From the entries below, say how many lines carry the word "водоводяной", and give nothing but the number.

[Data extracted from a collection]
──────────────────────────────

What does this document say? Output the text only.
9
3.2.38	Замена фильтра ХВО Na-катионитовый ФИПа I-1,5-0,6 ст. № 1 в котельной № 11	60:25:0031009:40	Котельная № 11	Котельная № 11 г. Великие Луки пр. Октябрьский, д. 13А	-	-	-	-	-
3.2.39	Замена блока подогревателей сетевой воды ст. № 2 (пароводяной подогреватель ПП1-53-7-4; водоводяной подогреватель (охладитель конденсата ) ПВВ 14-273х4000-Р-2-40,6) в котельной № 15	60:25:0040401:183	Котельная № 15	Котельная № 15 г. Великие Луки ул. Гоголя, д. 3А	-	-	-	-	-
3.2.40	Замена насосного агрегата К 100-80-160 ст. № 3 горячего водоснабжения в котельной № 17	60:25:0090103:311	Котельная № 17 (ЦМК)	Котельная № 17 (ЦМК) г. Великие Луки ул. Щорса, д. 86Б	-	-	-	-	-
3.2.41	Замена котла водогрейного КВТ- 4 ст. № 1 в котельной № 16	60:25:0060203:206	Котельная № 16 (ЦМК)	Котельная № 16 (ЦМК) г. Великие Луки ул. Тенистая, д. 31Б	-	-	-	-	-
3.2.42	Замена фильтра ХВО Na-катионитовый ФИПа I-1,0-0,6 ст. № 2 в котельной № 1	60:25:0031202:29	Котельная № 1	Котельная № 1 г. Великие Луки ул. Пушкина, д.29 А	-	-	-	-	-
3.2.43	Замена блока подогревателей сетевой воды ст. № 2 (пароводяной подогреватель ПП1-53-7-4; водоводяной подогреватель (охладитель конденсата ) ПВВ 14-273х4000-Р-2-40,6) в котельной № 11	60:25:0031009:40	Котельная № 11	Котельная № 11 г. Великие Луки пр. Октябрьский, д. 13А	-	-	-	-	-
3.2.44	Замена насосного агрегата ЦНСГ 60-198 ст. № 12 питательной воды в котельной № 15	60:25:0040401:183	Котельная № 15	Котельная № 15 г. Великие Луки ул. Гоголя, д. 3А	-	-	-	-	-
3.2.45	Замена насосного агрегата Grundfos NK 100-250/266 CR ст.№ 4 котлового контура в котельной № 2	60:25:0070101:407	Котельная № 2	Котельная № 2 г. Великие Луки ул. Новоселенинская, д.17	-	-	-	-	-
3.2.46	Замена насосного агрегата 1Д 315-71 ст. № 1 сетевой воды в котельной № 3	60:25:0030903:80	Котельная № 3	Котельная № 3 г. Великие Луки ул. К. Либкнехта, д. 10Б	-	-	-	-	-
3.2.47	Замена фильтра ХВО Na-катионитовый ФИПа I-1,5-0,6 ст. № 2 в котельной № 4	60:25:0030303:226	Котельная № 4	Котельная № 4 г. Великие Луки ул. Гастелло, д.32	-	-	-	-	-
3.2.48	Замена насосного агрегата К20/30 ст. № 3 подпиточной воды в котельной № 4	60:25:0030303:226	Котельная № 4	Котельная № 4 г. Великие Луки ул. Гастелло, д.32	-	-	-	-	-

──────────────────────────────

#### COMPLETE OUTPUT
2